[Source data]
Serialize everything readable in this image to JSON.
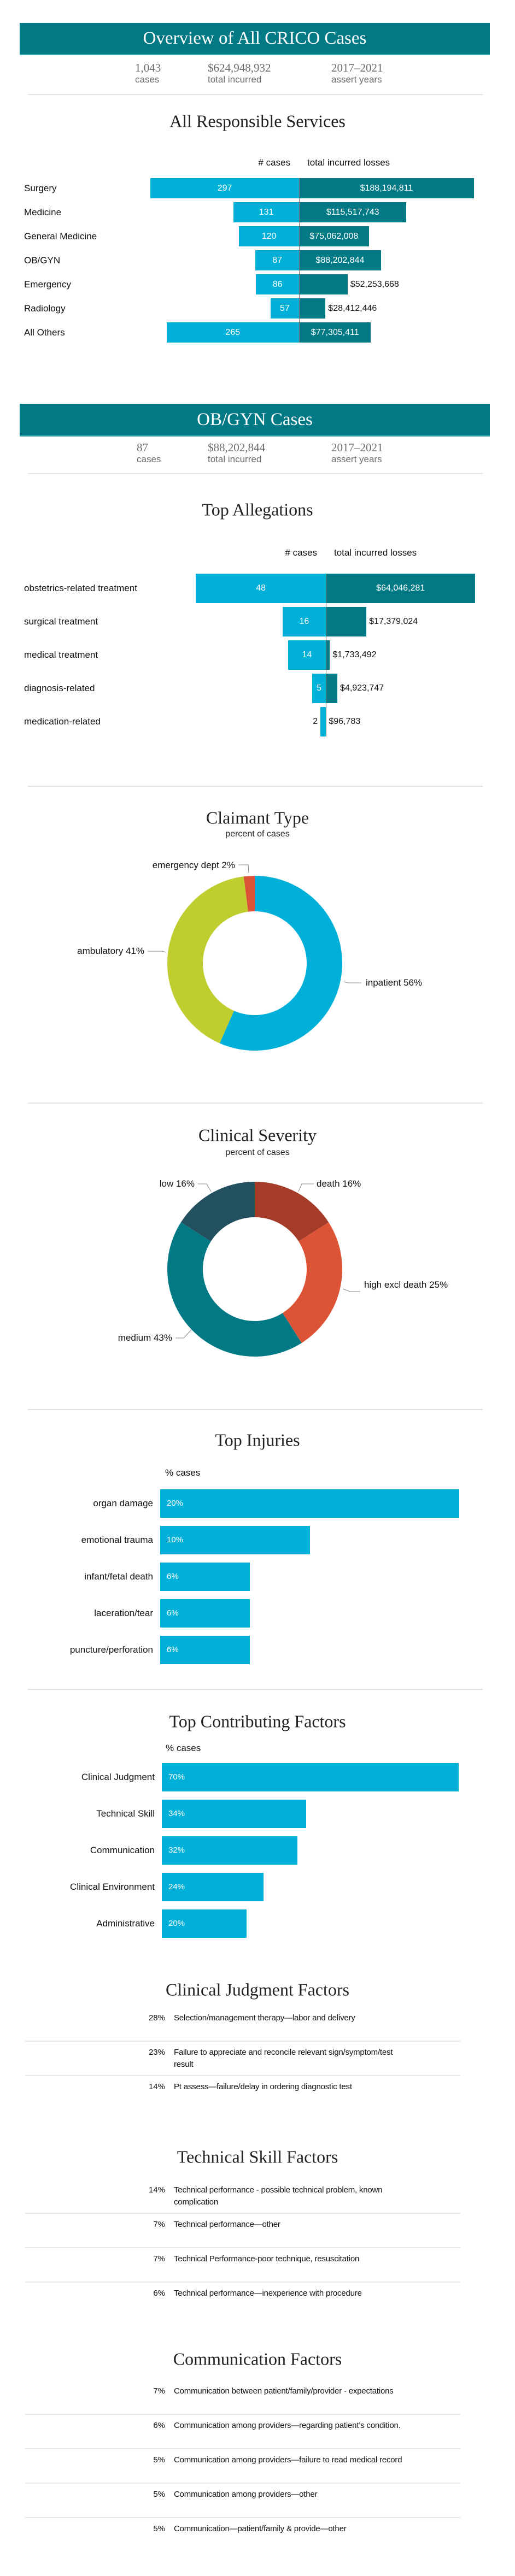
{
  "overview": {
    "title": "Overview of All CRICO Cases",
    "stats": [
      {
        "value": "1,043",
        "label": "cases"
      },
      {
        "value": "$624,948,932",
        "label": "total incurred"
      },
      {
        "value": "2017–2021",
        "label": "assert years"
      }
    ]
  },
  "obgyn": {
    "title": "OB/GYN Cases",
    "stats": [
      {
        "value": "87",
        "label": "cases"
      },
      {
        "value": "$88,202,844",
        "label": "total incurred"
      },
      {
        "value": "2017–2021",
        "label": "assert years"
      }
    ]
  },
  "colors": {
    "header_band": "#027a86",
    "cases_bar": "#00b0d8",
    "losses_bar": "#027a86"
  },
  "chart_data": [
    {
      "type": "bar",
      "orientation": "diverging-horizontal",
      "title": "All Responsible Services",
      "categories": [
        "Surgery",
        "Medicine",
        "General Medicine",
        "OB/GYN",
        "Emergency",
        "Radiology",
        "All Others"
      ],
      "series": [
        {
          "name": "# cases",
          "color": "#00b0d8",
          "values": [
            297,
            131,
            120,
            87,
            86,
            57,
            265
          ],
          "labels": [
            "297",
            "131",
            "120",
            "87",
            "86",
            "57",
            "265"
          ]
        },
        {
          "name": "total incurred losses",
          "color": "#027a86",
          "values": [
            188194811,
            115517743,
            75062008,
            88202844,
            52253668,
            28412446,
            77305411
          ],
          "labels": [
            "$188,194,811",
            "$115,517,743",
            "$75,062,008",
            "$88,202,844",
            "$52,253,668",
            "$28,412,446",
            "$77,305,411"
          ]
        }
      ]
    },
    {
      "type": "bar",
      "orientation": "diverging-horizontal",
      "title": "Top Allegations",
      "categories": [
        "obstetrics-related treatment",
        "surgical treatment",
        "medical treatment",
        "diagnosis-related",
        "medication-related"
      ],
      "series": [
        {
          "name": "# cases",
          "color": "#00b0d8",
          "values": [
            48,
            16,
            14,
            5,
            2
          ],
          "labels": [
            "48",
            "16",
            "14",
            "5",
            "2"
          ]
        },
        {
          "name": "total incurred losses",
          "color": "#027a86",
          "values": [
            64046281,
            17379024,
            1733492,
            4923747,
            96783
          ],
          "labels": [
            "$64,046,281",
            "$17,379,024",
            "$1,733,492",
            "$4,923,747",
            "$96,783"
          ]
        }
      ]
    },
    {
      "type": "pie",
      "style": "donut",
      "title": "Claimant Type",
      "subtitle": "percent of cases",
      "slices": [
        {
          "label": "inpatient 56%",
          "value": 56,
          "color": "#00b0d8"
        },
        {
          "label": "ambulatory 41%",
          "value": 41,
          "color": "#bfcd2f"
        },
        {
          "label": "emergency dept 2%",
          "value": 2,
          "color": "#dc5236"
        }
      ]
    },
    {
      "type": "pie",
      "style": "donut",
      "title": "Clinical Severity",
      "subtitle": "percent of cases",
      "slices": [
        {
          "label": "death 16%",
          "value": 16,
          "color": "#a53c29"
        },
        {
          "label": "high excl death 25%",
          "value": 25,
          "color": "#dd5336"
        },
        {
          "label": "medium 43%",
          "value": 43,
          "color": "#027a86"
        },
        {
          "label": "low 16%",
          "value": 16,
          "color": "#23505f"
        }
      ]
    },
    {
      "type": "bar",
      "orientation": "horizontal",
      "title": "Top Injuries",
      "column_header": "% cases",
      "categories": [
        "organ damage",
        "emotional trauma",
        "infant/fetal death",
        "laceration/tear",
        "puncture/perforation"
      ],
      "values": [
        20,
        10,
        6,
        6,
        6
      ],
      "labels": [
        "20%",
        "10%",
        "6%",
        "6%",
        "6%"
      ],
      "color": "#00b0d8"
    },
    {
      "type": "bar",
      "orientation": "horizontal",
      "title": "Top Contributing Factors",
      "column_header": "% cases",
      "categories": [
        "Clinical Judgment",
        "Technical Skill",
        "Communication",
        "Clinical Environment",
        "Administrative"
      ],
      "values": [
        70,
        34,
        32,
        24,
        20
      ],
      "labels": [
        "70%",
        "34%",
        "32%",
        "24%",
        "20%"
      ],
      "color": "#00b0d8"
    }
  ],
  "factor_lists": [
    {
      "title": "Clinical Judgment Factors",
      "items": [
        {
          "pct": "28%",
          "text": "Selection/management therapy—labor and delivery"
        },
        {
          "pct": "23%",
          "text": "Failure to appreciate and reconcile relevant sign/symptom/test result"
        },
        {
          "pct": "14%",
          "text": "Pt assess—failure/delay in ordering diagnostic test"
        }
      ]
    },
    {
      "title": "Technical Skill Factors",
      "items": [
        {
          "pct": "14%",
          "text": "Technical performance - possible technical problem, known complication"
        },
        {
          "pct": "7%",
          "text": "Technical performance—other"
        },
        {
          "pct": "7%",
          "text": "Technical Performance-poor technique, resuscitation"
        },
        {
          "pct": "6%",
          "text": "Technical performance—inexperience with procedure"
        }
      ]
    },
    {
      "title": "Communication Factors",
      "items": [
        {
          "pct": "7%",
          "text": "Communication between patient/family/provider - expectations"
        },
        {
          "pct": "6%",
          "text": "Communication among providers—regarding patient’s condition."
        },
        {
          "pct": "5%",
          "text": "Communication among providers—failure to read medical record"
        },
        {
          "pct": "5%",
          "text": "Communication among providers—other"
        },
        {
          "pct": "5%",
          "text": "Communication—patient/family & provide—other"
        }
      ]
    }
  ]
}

==

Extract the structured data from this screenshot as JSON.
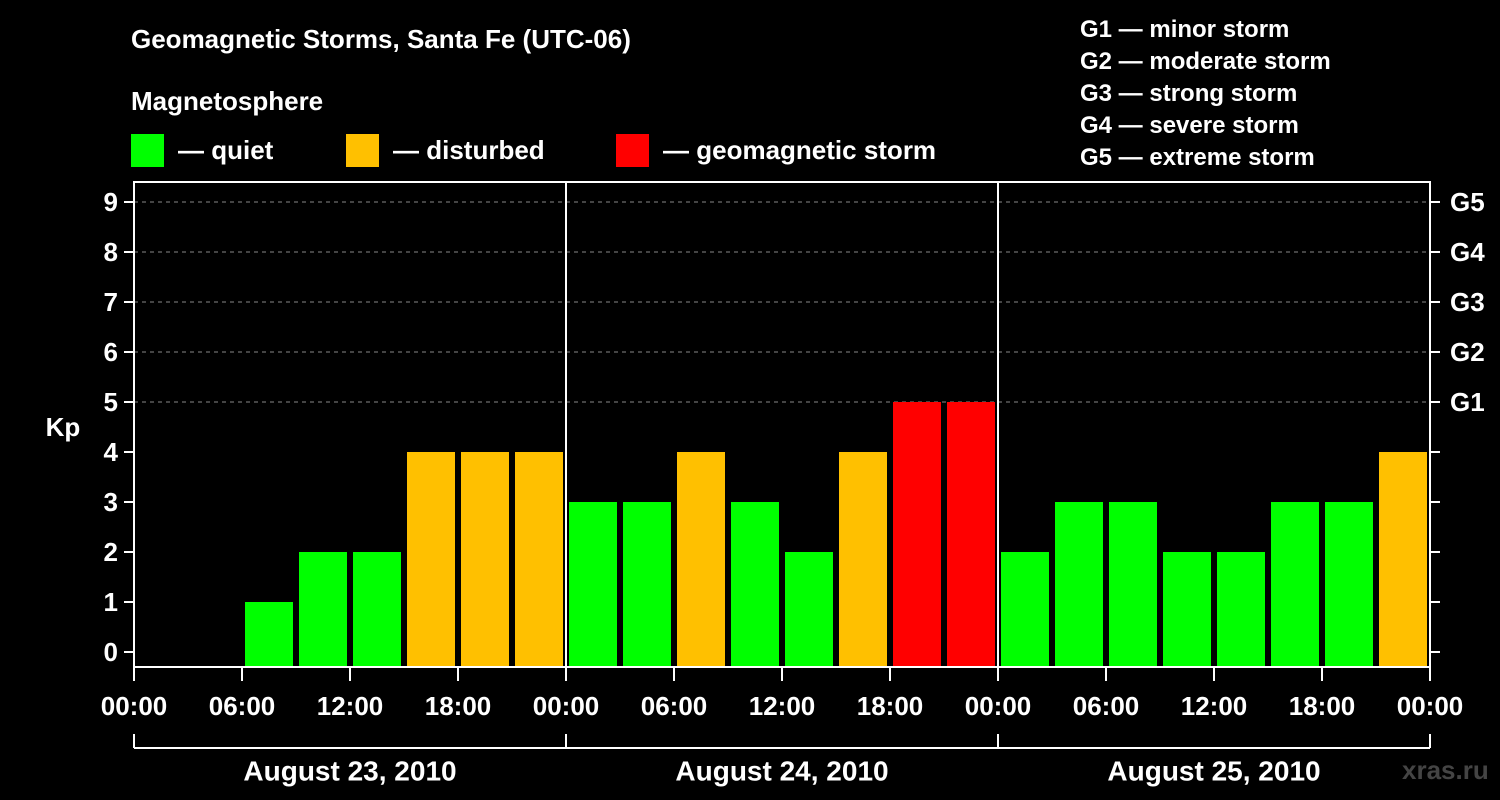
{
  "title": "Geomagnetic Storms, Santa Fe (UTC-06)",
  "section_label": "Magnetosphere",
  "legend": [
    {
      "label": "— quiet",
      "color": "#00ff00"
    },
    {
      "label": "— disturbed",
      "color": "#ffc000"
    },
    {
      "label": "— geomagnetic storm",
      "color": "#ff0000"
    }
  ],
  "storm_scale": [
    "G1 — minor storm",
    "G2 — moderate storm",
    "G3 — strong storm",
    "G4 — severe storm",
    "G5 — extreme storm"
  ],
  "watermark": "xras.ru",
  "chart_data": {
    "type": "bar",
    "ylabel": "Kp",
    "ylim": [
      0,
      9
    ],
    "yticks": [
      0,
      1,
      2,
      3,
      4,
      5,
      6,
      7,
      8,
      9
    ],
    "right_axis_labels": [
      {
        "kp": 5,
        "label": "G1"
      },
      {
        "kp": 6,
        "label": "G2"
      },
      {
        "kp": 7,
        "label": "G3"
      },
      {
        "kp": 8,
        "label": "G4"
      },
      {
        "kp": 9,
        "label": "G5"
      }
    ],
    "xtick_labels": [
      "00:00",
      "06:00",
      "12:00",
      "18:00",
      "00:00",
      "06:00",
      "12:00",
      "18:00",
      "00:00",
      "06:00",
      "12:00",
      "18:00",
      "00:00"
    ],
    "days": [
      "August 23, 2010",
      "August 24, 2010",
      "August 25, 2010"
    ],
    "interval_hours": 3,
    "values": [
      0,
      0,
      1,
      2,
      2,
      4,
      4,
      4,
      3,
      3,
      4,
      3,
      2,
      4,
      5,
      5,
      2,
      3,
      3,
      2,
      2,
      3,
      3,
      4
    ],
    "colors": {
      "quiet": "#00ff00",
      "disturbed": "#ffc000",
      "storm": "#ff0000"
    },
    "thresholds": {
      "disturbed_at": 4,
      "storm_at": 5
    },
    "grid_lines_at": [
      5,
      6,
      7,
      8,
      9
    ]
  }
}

=== SHORT PROBLEM ===
Which lines include the word "JSON"? List them all.

=== COMPLETE ANSWER ===
Serialize everything readable in this image to JSON.
Extract the structured data from this screenshot as JSON.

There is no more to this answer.